Passage provided.

— Begin —

How to Get More Instagram Followers for Your Business

As of just last year, Instagram boasted nearly 500 million users. That’s more members than the United States has citizens throughout the entire country, and more than 10 times the population of Canada. Around 15 million of those members are businesses and/or digital marketing experts who use the platform to drive more conversions and sales.

These are exciting statistics. There’s so much potential on Instagram for businesses who are willing to put in even a small amount of effort to grow their presence on the platform.

Just look at these incredible success stories and my very own recent post on Instagram. Brands enjoy around 59 times more engagement on Instagram as they do on Facebook. That number roughly doubles to 120 times if you consider Instagram versus Twitter.

While these numbers might be compelling, they aren’t actually the focus of today’s post. Instead, I want to talk to you about how you can ensure your own success on the platform – specifically, how to grow your Instagram followers.

We’ll also talk a bit about the difference between targeted and mass followers, how you can tell which you’re attracting, and the one common mistake we see businesses make time and time again.

Don’t Buy Followers

I mentioned the one common mistake we see businesses make on Instagram time and time again; this is it. Buying followers may seem logical; after all, following begets more following, doesn’t it? Well, as it turns out, no, not always.

— End —

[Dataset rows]
— Begin —

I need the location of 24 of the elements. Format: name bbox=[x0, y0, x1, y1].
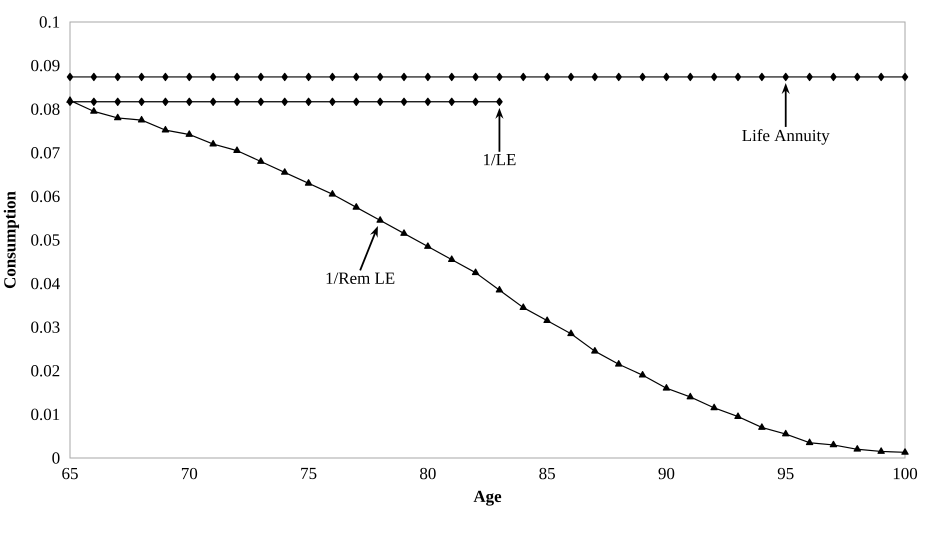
x-tick-label: 100 bbox=[894, 468, 918, 480]
x-tick-label: 70 bbox=[182, 468, 198, 480]
x-tick-label: 95 bbox=[778, 468, 794, 480]
y-tick-label: 0.05 bbox=[31, 234, 60, 246]
y-tick-label: 0.04 bbox=[31, 278, 60, 290]
y-tick-label: 0.07 bbox=[31, 147, 60, 159]
x-tick-label: 65 bbox=[62, 468, 78, 480]
y-axis-title: Consumption bbox=[4, 191, 20, 288]
y-tick-label: 0.03 bbox=[31, 321, 60, 333]
legend-label: 1/LE bbox=[484, 154, 516, 166]
x-axis-title: Age bbox=[474, 490, 502, 506]
x-tick-label: 90 bbox=[658, 468, 674, 480]
y-tick-label: 0 bbox=[52, 452, 60, 464]
legend-label: Life Annuity bbox=[742, 129, 830, 145]
x-tick-label: 75 bbox=[301, 468, 316, 480]
y-tick-label: 0.1 bbox=[40, 16, 60, 28]
y-tick-label: 0.02 bbox=[31, 365, 60, 377]
x-tick-label: 80 bbox=[420, 468, 436, 480]
y-tick-label: 0.08 bbox=[31, 103, 60, 115]
legend-label: 1/Rem LE bbox=[326, 272, 394, 284]
y-tick-label: 0.09 bbox=[31, 60, 60, 72]
y-tick-label: 0.01 bbox=[31, 408, 60, 420]
x-tick-label: 85 bbox=[539, 468, 555, 480]
y-tick-label: 0.06 bbox=[31, 190, 60, 202]
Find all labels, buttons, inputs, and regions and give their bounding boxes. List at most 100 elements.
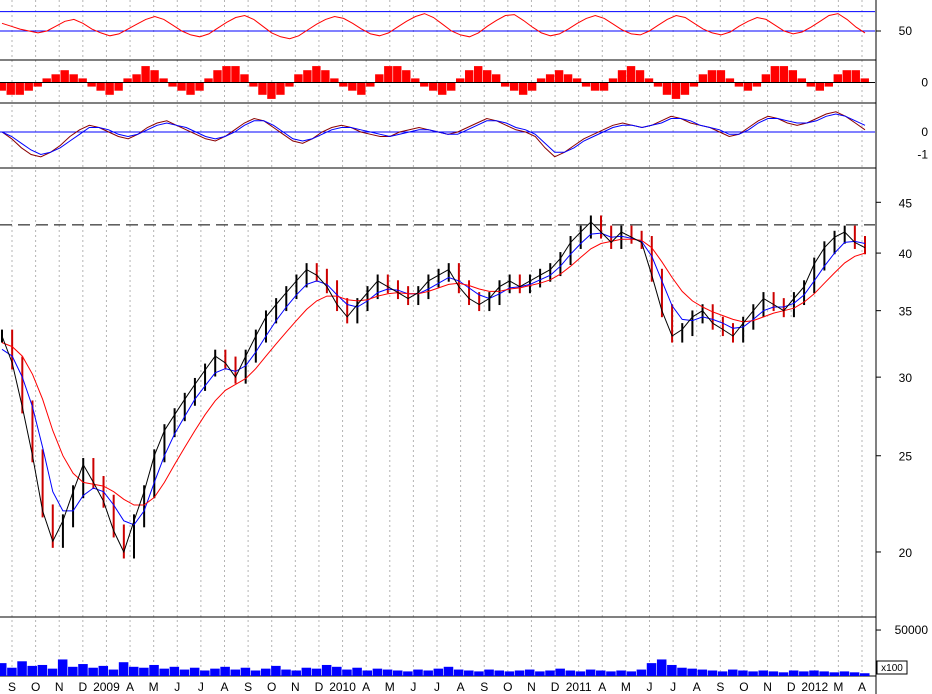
momentum-bar <box>420 82 429 87</box>
month-gridlines <box>11 0 863 676</box>
volume-bar <box>443 666 454 676</box>
chart-panels <box>0 11 876 677</box>
momentum-bar <box>411 78 420 83</box>
volume-bar <box>717 671 728 676</box>
volume-bar <box>859 673 870 676</box>
momentum-bar <box>303 70 312 83</box>
momentum-bar <box>141 66 150 83</box>
momentum-bar <box>806 82 816 87</box>
volume-bar <box>108 669 119 676</box>
x-tick-label: O <box>739 680 748 694</box>
x-tick-label: 2012 <box>801 680 828 694</box>
volume-bar <box>606 671 616 676</box>
volume-bar <box>189 667 200 676</box>
momentum-bar <box>159 78 168 83</box>
momentum-bar <box>473 66 483 83</box>
price-tick-label: 20 <box>899 546 913 560</box>
momentum-bar <box>707 70 717 83</box>
momentum-bar <box>779 66 789 83</box>
momentum-bar <box>42 78 51 83</box>
momentum-bar <box>231 66 240 83</box>
x-tick-label: D <box>787 680 796 694</box>
volume-bar <box>687 668 697 676</box>
x-tick-label: N <box>55 680 64 694</box>
x-tick-label: 2010 <box>329 680 356 694</box>
volume-bar <box>829 672 840 676</box>
momentum-bar <box>321 70 330 83</box>
volume-bar <box>352 667 362 676</box>
y-axis-scale: 50 0 0 -1 45 40 35 30 25 20 50000 x100 <box>875 0 928 694</box>
momentum-bar <box>105 82 114 95</box>
volume-bar <box>413 669 423 676</box>
price-tick-label: 25 <box>899 450 913 464</box>
volume-bar <box>27 665 37 676</box>
volume-bar <box>98 665 109 676</box>
x-tick-label: M <box>833 680 843 694</box>
x-tick-label: O <box>503 680 512 694</box>
x-tick-label: D <box>315 680 324 694</box>
x-tick-label: S <box>8 680 16 694</box>
momentum-bar <box>653 82 663 87</box>
volume-bar <box>230 669 241 676</box>
momentum-bar <box>204 78 213 83</box>
x-tick-label: D <box>78 680 87 694</box>
momentum-bar <box>384 66 393 83</box>
volume-bar <box>372 668 383 676</box>
momentum-bar <box>393 66 402 83</box>
volume-bar <box>17 661 27 676</box>
volume-bar <box>342 669 352 676</box>
momentum-bar <box>132 74 141 83</box>
volume-bar <box>88 667 98 676</box>
x-tick-label: A <box>693 680 701 694</box>
x-tick-label: A <box>220 680 228 694</box>
x-tick-label: A <box>362 680 370 694</box>
volume-bar <box>159 668 169 676</box>
volume-bar <box>656 659 667 676</box>
x-tick-label: N <box>291 680 300 694</box>
momentum-bar <box>258 82 267 95</box>
volume-bar <box>453 669 464 676</box>
momentum-bar <box>527 82 537 91</box>
volume-bar <box>596 670 606 676</box>
volume-bar <box>47 668 58 676</box>
x-tick-label: M <box>149 680 159 694</box>
volume-bar <box>68 666 78 676</box>
volume-bar <box>220 666 230 676</box>
rsi-tick-label: 50 <box>899 24 913 38</box>
x-tick-label: N <box>763 680 772 694</box>
momentum-bar <box>24 82 33 91</box>
momentum-bar <box>240 74 249 83</box>
volume-bar <box>555 668 565 676</box>
volume-bar <box>139 667 149 676</box>
x-tick-label: D <box>551 680 560 694</box>
momentum-bar <box>482 70 492 83</box>
volume-bar <box>474 671 484 676</box>
volume-bar <box>78 664 88 676</box>
momentum-bar <box>123 78 132 83</box>
x-tick-label: J <box>410 680 416 694</box>
x-tick-label: J <box>198 680 204 694</box>
momentum-bar <box>429 82 438 91</box>
rsi-series-line <box>1 13 866 40</box>
volume-multiplier-label: x100 <box>881 663 903 674</box>
x-axis: S O N D 2009 A M J J A S O N D 2010 A M J J A S O N D 2011 A M J J A S… <box>8 680 866 694</box>
volume-bar <box>819 671 829 676</box>
volume-bar <box>403 671 413 676</box>
momentum-bar <box>581 82 591 87</box>
momentum-bar <box>276 82 285 95</box>
momentum-bar <box>51 74 60 83</box>
momentum-bar <box>824 82 833 87</box>
momentum-bar <box>797 78 807 83</box>
volume-bar <box>169 666 180 676</box>
x-tick-label: M <box>385 680 395 694</box>
momentum-bar <box>285 82 294 87</box>
volume-bar <box>291 670 301 676</box>
x-tick-label: A <box>598 680 606 694</box>
price-tick-label: 35 <box>899 305 913 319</box>
momentum-bar <box>743 82 753 91</box>
volume-bar <box>281 669 291 676</box>
x-tick-label: O <box>267 680 276 694</box>
momentum-bar <box>465 70 474 83</box>
momentum-bar <box>186 82 195 95</box>
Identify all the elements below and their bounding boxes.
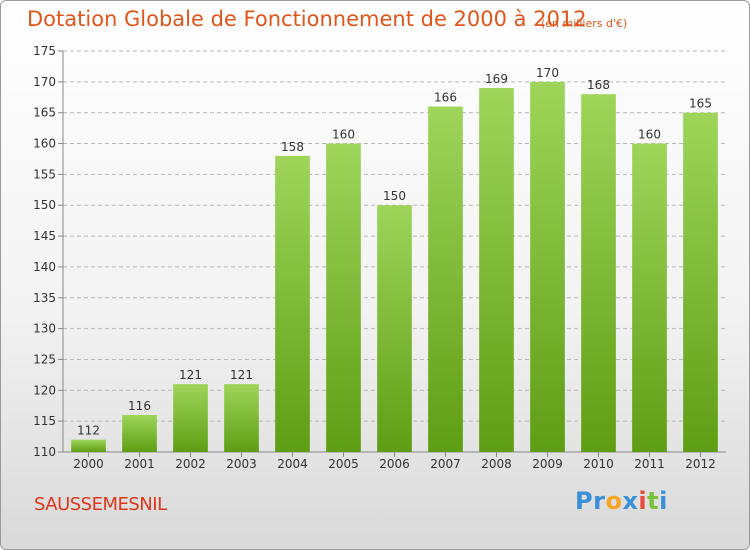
y-tick-label: 135 [33,291,56,305]
unit-note: (en milliers d'€) [541,17,628,30]
x-tick-label: 2008 [481,457,512,471]
x-tick-label: 2001 [124,457,155,471]
y-tick-label: 150 [33,198,56,212]
bar [224,384,259,452]
bar [377,205,412,452]
y-tick-label: 165 [33,106,56,120]
logo-letter: i [638,487,648,515]
data-label: 112 [77,424,100,438]
commune-name: SAUSSEMESNIL [34,494,167,515]
y-tick-label: 115 [33,414,56,428]
data-label: 165 [689,97,712,111]
bar [122,414,157,452]
y-tick-label: 130 [33,322,56,336]
proxiti-logo: Proxiti [575,487,668,515]
logo-letter: P [575,487,594,515]
data-label: 121 [179,368,202,382]
logo-letter: x [622,487,639,515]
logo-letter: t [647,487,660,515]
x-tick-label: 2010 [583,457,614,471]
x-tick-label: 2004 [277,457,308,471]
y-tick-label: 160 [33,137,56,151]
data-label: 121 [230,368,253,382]
y-tick-label: 170 [33,75,56,89]
data-label: 168 [587,78,610,92]
bar [632,143,667,453]
x-tick-label: 2009 [532,457,563,471]
bar [479,88,514,452]
bar [326,143,361,453]
y-tick-label: 125 [33,352,56,366]
y-tick-label: 120 [33,383,56,397]
bar [428,106,463,453]
y-tick-label: 175 [33,44,56,58]
data-label: 116 [128,399,151,413]
x-tick-label: 2003 [226,457,257,471]
y-tick-label: 140 [33,260,56,274]
data-label: 166 [434,91,457,105]
data-label: 160 [332,128,355,142]
x-tick-label: 2002 [175,457,206,471]
y-tick-label: 155 [33,167,56,181]
data-label: 169 [485,72,508,86]
y-tick-label: 110 [33,445,56,459]
bar [275,155,310,452]
data-label: 150 [383,189,406,203]
logo-letter: r [593,487,606,515]
data-label: 158 [281,140,304,154]
x-tick-label: 2005 [328,457,359,471]
chart-title: Dotation Globale de Fonctionnement de 20… [27,7,587,31]
x-tick-label: 2012 [685,457,716,471]
data-label: 160 [638,128,661,142]
bar [581,94,616,452]
bar [530,81,565,452]
y-tick-label: 145 [33,229,56,243]
x-tick-label: 2007 [430,457,461,471]
bar [173,384,208,452]
x-tick-label: 2006 [379,457,410,471]
bar [683,112,718,452]
x-tick-label: 2000 [73,457,104,471]
bar [71,439,106,452]
x-tick-label: 2011 [634,457,665,471]
logo-letter: o [605,487,623,515]
logo-letter: i [659,487,668,515]
data-label: 170 [536,66,559,80]
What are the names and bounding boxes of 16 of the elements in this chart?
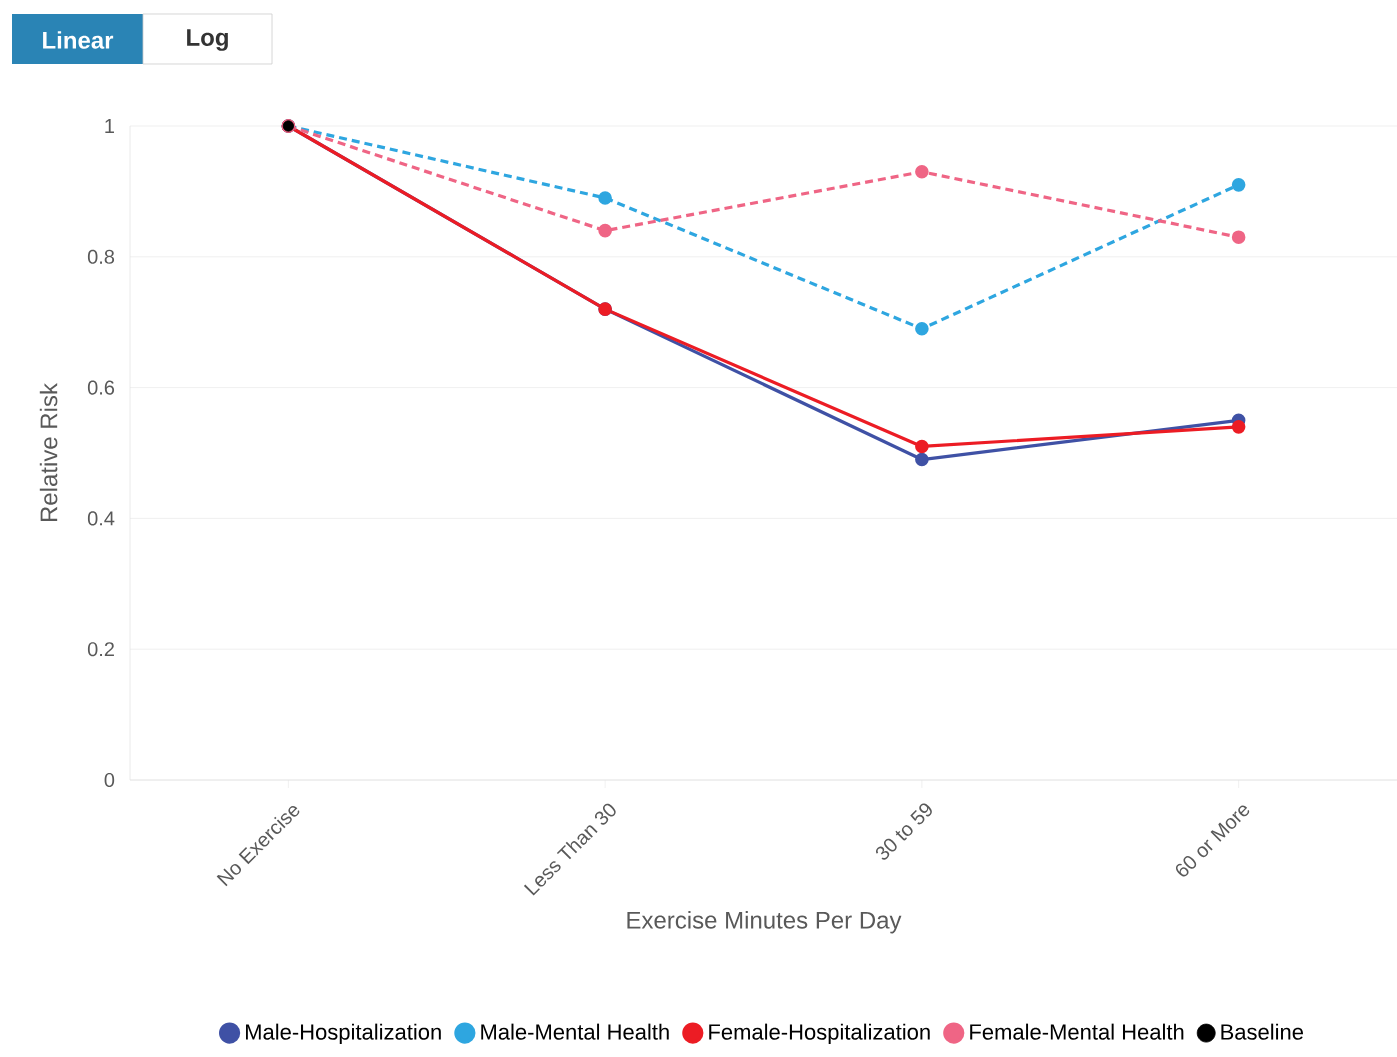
y-tick-label: 0.6	[87, 380, 115, 395]
legend-label: Female-Hospitalization	[709, 1023, 930, 1045]
legend-label: Baseline	[1221, 1023, 1303, 1040]
y-tick-label: 0	[104, 772, 115, 788]
x-tick-label: 30 to 59	[875, 803, 932, 860]
x-axis-title: Exercise Minutes Per Day	[627, 911, 902, 934]
y-tick-label: 0.8	[87, 249, 115, 264]
legend-label: Male-Hospitalization	[246, 1023, 441, 1045]
y-tick-label: 0.2	[87, 642, 114, 657]
y-axis-title: Relative Risk	[39, 382, 58, 522]
text: Linear	[43, 31, 114, 49]
text: Log	[187, 29, 228, 51]
legend-label: Male-Mental Health	[481, 1023, 669, 1040]
legend-label: Female-Mental Health	[970, 1023, 1184, 1040]
y-tick-label: 1	[105, 119, 114, 133]
y-tick-label: 0.4	[87, 511, 115, 526]
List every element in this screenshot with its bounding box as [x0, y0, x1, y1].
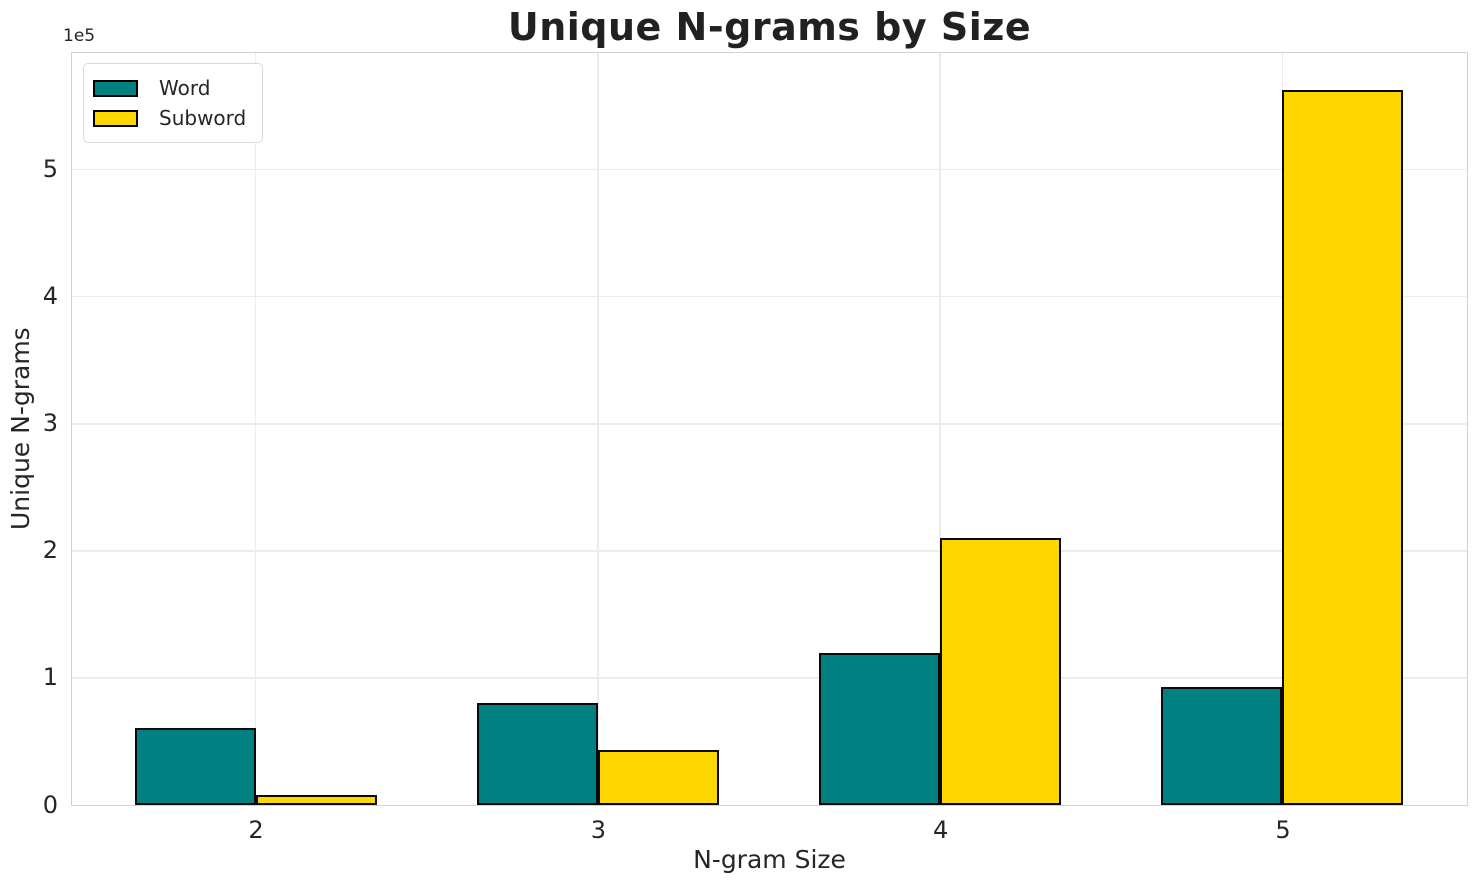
- legend-item-word: Word: [93, 73, 246, 103]
- gridline-h-2: [72, 550, 1467, 552]
- y-tick-label-4: 4: [42, 282, 58, 311]
- x-tick-label-2: 2: [248, 816, 264, 844]
- x-tick-label-4: 4: [933, 816, 949, 844]
- bar-subword-5: [1282, 89, 1404, 805]
- legend-swatch-subword-icon: [93, 109, 138, 127]
- gridline-h-5: [72, 168, 1467, 171]
- bar-subword-2: [255, 794, 377, 805]
- chart-title: Unique N-grams by Size: [507, 5, 1032, 49]
- gridline-h-4: [72, 295, 1467, 298]
- y-tick-label-5: 5: [42, 155, 58, 184]
- gridline-h-3: [72, 423, 1467, 425]
- y-axis-offset-text: 1e5: [63, 26, 96, 46]
- x-tick-label-3: 3: [590, 816, 606, 844]
- bar-word-5: [1161, 686, 1283, 805]
- y-tick-label-2: 2: [42, 536, 58, 565]
- bar-subword-3: [597, 750, 719, 805]
- legend-label-word: Word: [159, 76, 211, 100]
- x-axis-label: N-gram Size: [693, 845, 846, 874]
- gridline-v-2: [254, 53, 257, 805]
- bar-word-2: [134, 727, 256, 805]
- y-tick-label-1: 1: [42, 663, 58, 692]
- y-tick-label-3: 3: [42, 409, 58, 438]
- bar-subword-4: [940, 538, 1062, 805]
- legend-label-subword: Subword: [159, 106, 247, 130]
- legend-swatch-word-icon: [93, 79, 138, 97]
- plot-area: [71, 52, 1468, 806]
- legend: Word Subword: [83, 63, 264, 143]
- x-tick-label-5: 5: [1275, 816, 1291, 844]
- gridline-h-1: [72, 677, 1467, 679]
- gridline-v-4: [939, 53, 941, 805]
- gridline-v-3: [597, 53, 599, 805]
- y-tick-label-0: 0: [42, 790, 58, 819]
- legend-item-subword: Subword: [93, 103, 246, 133]
- bar-word-4: [819, 652, 941, 805]
- bar-word-3: [476, 703, 598, 805]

— End —

Written task A. From the Instagram followers article, extract the passage between "How to Get More" and "conversions and sales.", inclusive.
Written task B. Render this sentence from the Instagram followers article in Spanish: "There’s so much potential on Instagram for businesses who are willing to put in even a small amount of effort to grow their presence on the platform."

Final answer A.
How to Get More Instagram Followers for Your Business

As of just last year, Instagram boasted nearly 500 million users. That’s more members than the United States has citizens throughout the entire country, and more than 10 times the population of Canada. Around 15 million of those members are businesses and/or digital marketing experts who use the platform to drive more conversions and sales.

Final answer B. Hay muchísimo potencial en Instagram para las empresas que están dispuestas a dedicar aunque sea un pequeño esfuerzo a hacer crecer su presencia en la plataforma.